What you need to do ->
Retype the records below exactly as they appear, but leave out any pictures.

··· Material for this exercise

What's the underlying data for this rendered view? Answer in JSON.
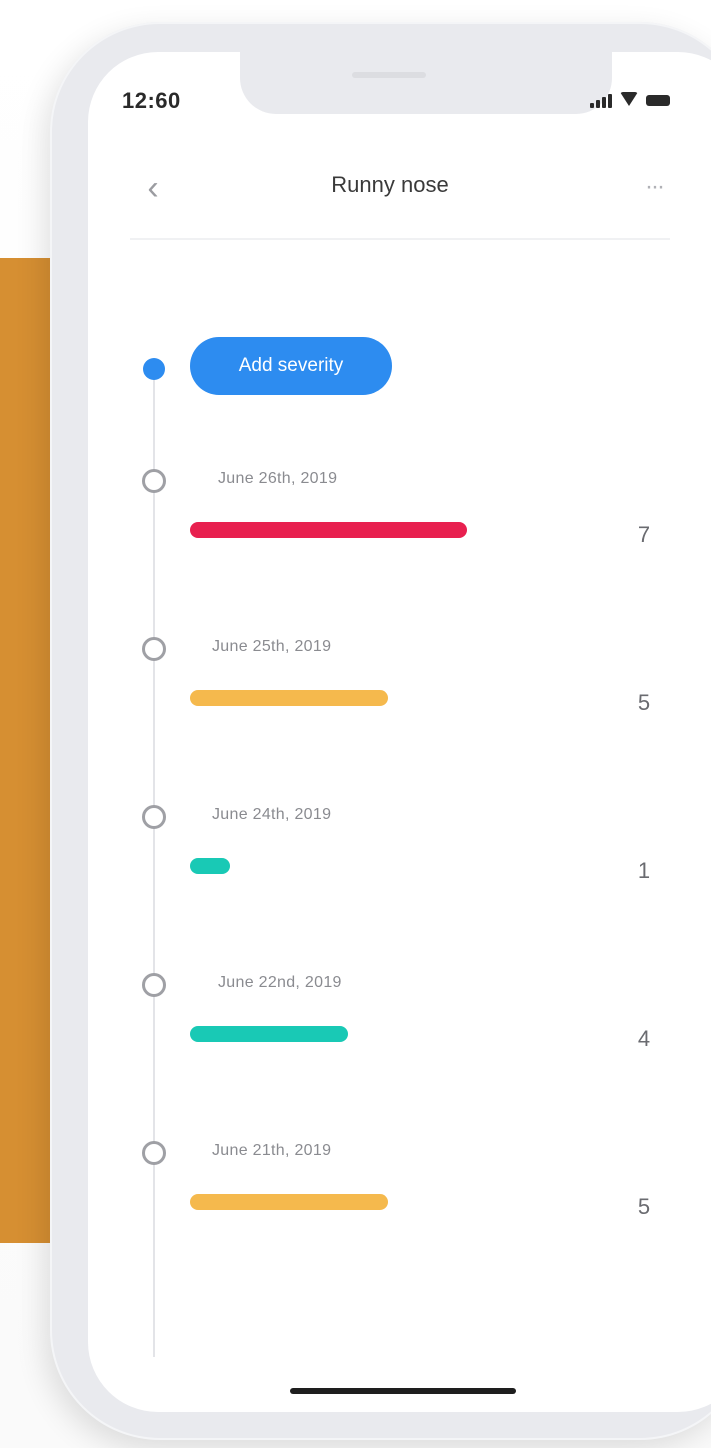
{
  "status_bar": {
    "time": "12:60"
  },
  "nav": {
    "back_glyph": "‹",
    "title": "Runny nose",
    "more_glyph": "···"
  },
  "add_button": {
    "label": "Add severity",
    "color": "#2d8cf0"
  },
  "entries": [
    {
      "date": "June 26th, 2019",
      "value": "7",
      "severity_fraction": 0.7,
      "color": "#e8204f"
    },
    {
      "date": "June 25th, 2019",
      "value": "5",
      "severity_fraction": 0.5,
      "color": "#f5b94d"
    },
    {
      "date": "June 24th, 2019",
      "value": "1",
      "severity_fraction": 0.1,
      "color": "#19c9b5"
    },
    {
      "date": "June 22nd, 2019",
      "value": "4",
      "severity_fraction": 0.4,
      "color": "#19c9b5"
    },
    {
      "date": "June 21th, 2019",
      "value": "5",
      "severity_fraction": 0.5,
      "color": "#f5b94d"
    }
  ],
  "icons": {
    "back": "chevron-left-icon",
    "more": "more-horizontal-icon",
    "signal": "cellular-signal-icon",
    "wifi": "wifi-icon",
    "battery": "battery-icon"
  },
  "colors": {
    "accent": "#2d8cf0",
    "backdrop": "#d68f32"
  }
}
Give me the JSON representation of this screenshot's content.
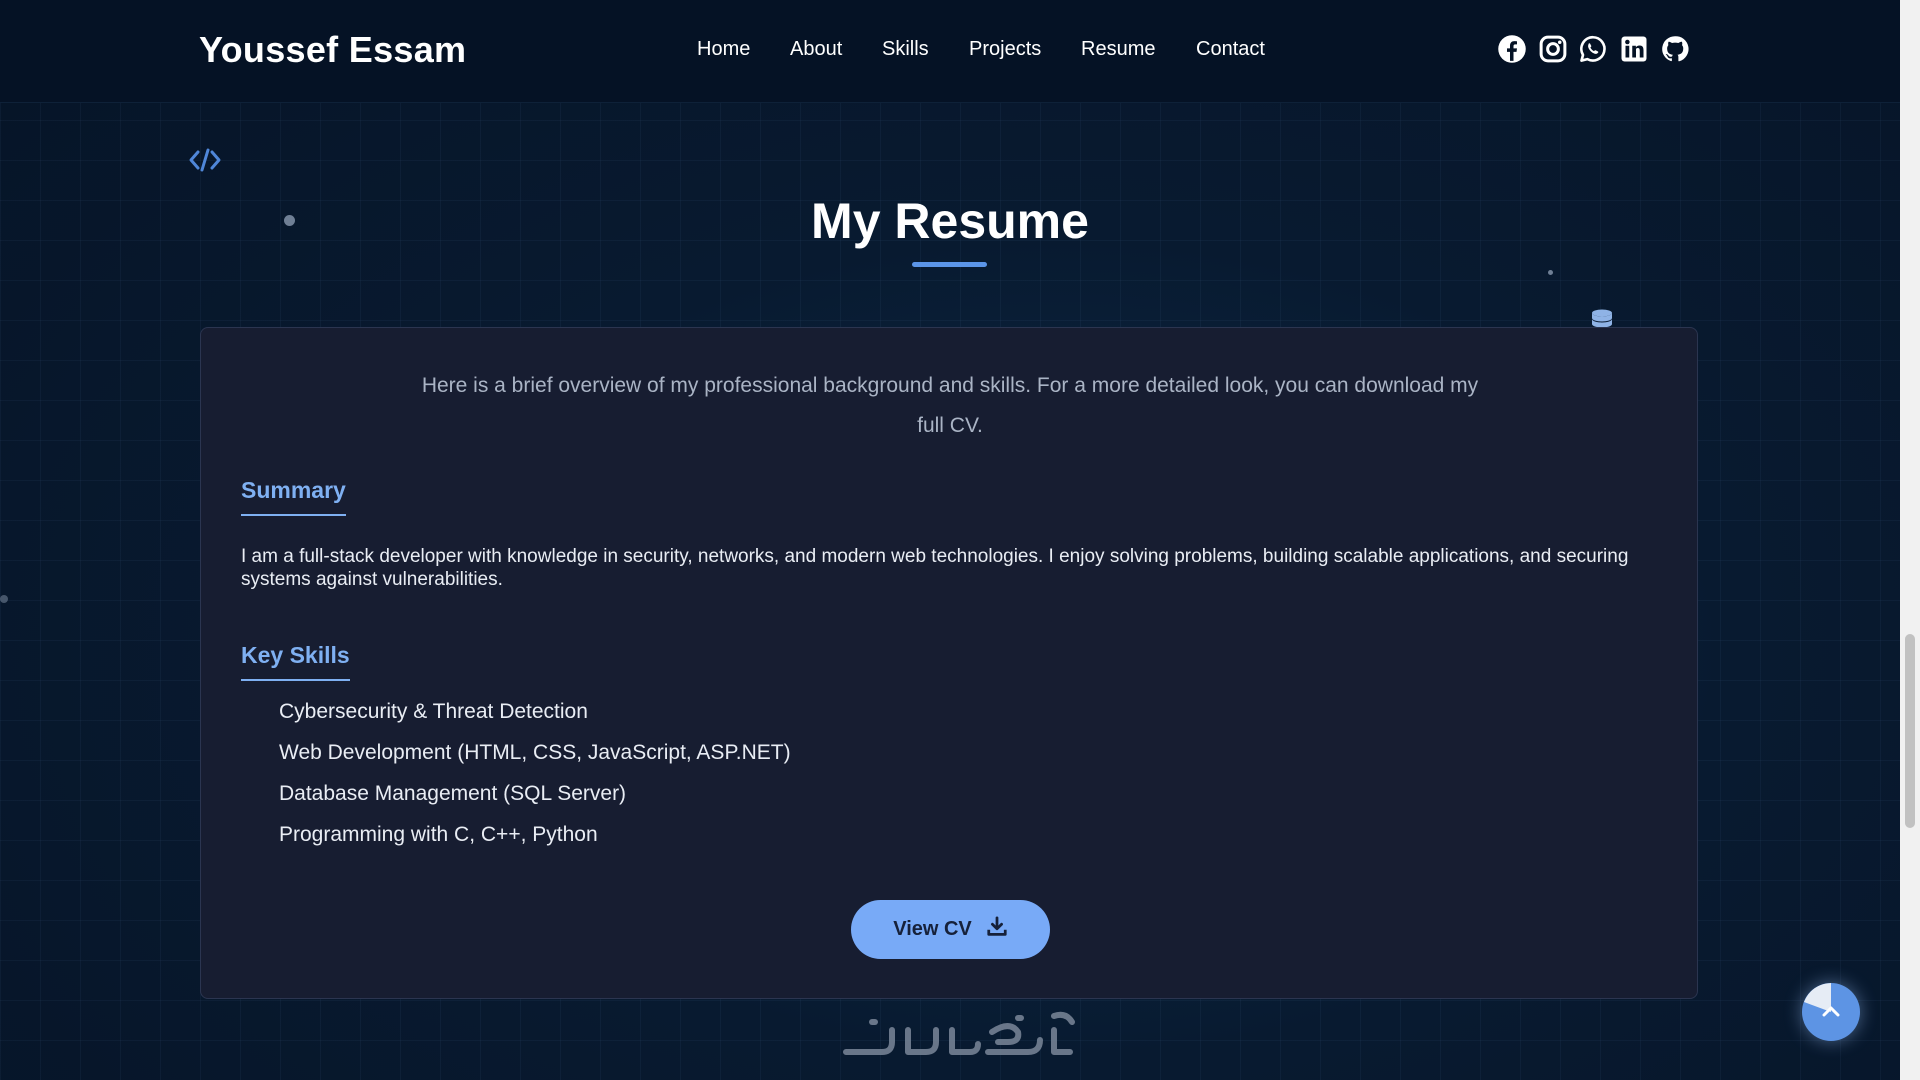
{
  "header": {
    "brand": "Youssef Essam",
    "nav": [
      {
        "label": "Home"
      },
      {
        "label": "About"
      },
      {
        "label": "Skills"
      },
      {
        "label": "Projects"
      },
      {
        "label": "Resume"
      },
      {
        "label": "Contact"
      }
    ],
    "socials": [
      "facebook-icon",
      "instagram-icon",
      "whatsapp-icon",
      "linkedin-icon",
      "github-icon"
    ]
  },
  "section": {
    "title": "My Resume"
  },
  "resume": {
    "intro": "Here is a brief overview of my professional background and skills. For a more detailed look, you can download my full CV.",
    "summary_heading": "Summary",
    "summary_text": "I am a full-stack developer with knowledge in security, networks, and modern web technologies. I enjoy solving problems, building scalable applications, and securing systems against vulnerabilities.",
    "skills_heading": "Key Skills",
    "skills": [
      "Cybersecurity & Threat Detection",
      "Web Development (HTML, CSS, JavaScript, ASP.NET)",
      "Database Management (SQL Server)",
      "Programming with C, C++, Python"
    ],
    "cv_button": "View CV"
  },
  "colors": {
    "accent": "#78aaf7",
    "heading_accent": "#7fb0f2",
    "card_bg": "#171d31",
    "nav_bg": "#051225"
  }
}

······

Written answer ->
What's the underlying data for this rendered view? Answer in JSON.
{
  "status_bar": {
    "time": "12:60"
  },
  "nav": {
    "back_glyph": "‹",
    "title": "Runny nose",
    "more_glyph": "···"
  },
  "add_button": {
    "label": "Add severity",
    "color": "#2d8cf0"
  },
  "entries": [
    {
      "date": "June 26th, 2019",
      "value": "7",
      "severity_fraction": 0.7,
      "color": "#e8204f"
    },
    {
      "date": "June 25th, 2019",
      "value": "5",
      "severity_fraction": 0.5,
      "color": "#f5b94d"
    },
    {
      "date": "June 24th, 2019",
      "value": "1",
      "severity_fraction": 0.1,
      "color": "#19c9b5"
    },
    {
      "date": "June 22nd, 2019",
      "value": "4",
      "severity_fraction": 0.4,
      "color": "#19c9b5"
    },
    {
      "date": "June 21th, 2019",
      "value": "5",
      "severity_fraction": 0.5,
      "color": "#f5b94d"
    }
  ],
  "icons": {
    "back": "chevron-left-icon",
    "more": "more-horizontal-icon",
    "signal": "cellular-signal-icon",
    "wifi": "wifi-icon",
    "battery": "battery-icon"
  },
  "colors": {
    "accent": "#2d8cf0",
    "backdrop": "#d68f32"
  }
}
Give me the JSON representation of this screenshot's content.
{
  "header": {
    "brand": "Youssef Essam",
    "nav": [
      {
        "label": "Home"
      },
      {
        "label": "About"
      },
      {
        "label": "Skills"
      },
      {
        "label": "Projects"
      },
      {
        "label": "Resume"
      },
      {
        "label": "Contact"
      }
    ],
    "socials": [
      "facebook-icon",
      "instagram-icon",
      "whatsapp-icon",
      "linkedin-icon",
      "github-icon"
    ]
  },
  "section": {
    "title": "My Resume"
  },
  "resume": {
    "intro": "Here is a brief overview of my professional background and skills. For a more detailed look, you can download my full CV.",
    "summary_heading": "Summary",
    "summary_text": "I am a full-stack developer with knowledge in security, networks, and modern web technologies. I enjoy solving problems, building scalable applications, and securing systems against vulnerabilities.",
    "skills_heading": "Key Skills",
    "skills": [
      "Cybersecurity & Threat Detection",
      "Web Development (HTML, CSS, JavaScript, ASP.NET)",
      "Database Management (SQL Server)",
      "Programming with C, C++, Python"
    ],
    "cv_button": "View CV"
  },
  "colors": {
    "accent": "#78aaf7",
    "heading_accent": "#7fb0f2",
    "card_bg": "#171d31",
    "nav_bg": "#051225"
  }
}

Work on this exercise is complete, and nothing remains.